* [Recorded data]
==*==
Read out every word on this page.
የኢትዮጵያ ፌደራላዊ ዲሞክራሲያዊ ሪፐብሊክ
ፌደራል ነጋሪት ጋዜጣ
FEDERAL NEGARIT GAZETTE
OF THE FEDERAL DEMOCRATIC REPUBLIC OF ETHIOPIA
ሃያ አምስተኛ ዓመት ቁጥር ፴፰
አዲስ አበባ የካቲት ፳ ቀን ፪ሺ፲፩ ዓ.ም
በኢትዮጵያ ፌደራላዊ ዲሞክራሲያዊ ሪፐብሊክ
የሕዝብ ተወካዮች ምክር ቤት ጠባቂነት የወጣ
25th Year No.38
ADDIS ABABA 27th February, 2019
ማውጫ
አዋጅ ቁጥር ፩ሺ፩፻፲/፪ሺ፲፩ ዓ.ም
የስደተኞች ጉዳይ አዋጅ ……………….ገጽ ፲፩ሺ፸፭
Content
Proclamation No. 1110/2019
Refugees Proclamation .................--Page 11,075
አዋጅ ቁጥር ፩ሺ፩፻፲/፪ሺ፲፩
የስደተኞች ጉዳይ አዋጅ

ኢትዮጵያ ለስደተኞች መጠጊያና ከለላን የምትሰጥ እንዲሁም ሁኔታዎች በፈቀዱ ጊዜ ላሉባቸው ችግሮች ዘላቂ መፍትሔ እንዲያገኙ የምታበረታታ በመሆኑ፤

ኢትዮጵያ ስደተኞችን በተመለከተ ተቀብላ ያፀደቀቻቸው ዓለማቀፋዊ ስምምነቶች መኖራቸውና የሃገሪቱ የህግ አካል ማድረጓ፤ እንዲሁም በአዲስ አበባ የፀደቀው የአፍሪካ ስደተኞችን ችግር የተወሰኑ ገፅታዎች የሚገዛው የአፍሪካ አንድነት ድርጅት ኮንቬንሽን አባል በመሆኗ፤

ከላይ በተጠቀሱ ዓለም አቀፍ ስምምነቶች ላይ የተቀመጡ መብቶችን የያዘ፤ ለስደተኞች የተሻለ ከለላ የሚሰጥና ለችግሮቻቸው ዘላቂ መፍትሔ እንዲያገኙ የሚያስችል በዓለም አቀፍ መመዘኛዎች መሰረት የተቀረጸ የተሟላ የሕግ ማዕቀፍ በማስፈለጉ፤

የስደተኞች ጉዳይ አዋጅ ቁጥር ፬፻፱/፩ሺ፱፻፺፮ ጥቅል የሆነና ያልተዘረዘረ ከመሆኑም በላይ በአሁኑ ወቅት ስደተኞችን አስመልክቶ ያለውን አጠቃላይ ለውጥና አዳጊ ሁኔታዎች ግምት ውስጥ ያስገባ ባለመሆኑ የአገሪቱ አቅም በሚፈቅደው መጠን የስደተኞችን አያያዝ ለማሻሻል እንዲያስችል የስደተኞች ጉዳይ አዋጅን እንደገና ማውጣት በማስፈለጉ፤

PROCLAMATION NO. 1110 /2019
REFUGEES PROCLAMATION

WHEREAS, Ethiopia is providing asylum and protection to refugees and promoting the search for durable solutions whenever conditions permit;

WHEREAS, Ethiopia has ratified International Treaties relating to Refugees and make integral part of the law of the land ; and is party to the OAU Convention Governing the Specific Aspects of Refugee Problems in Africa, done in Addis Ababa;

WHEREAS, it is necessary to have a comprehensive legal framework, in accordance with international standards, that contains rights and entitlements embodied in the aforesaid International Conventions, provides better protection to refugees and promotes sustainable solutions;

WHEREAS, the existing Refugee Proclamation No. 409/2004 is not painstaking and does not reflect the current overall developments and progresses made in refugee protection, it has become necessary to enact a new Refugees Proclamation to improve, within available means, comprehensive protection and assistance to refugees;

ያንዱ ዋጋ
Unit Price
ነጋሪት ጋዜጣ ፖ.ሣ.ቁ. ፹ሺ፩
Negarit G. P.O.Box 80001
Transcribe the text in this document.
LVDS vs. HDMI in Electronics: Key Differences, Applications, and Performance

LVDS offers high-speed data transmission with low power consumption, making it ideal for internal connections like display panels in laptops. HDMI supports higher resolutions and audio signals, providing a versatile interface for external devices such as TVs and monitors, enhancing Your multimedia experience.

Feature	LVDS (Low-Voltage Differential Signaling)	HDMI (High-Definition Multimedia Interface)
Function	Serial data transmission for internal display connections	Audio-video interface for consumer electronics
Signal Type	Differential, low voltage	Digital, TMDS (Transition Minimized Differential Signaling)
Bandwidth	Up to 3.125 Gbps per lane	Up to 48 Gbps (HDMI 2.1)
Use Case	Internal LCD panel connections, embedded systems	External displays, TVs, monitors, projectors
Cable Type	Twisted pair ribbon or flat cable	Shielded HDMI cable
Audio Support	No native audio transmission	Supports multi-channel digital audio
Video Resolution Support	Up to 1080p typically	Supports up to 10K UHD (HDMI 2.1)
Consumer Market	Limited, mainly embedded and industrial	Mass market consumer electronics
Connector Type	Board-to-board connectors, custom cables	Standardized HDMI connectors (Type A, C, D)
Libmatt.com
==*==
* [Exercise task]
What is the number of lines in the data holding the word "እንዲሁም"? Reply with that number only.

* [Result below]
2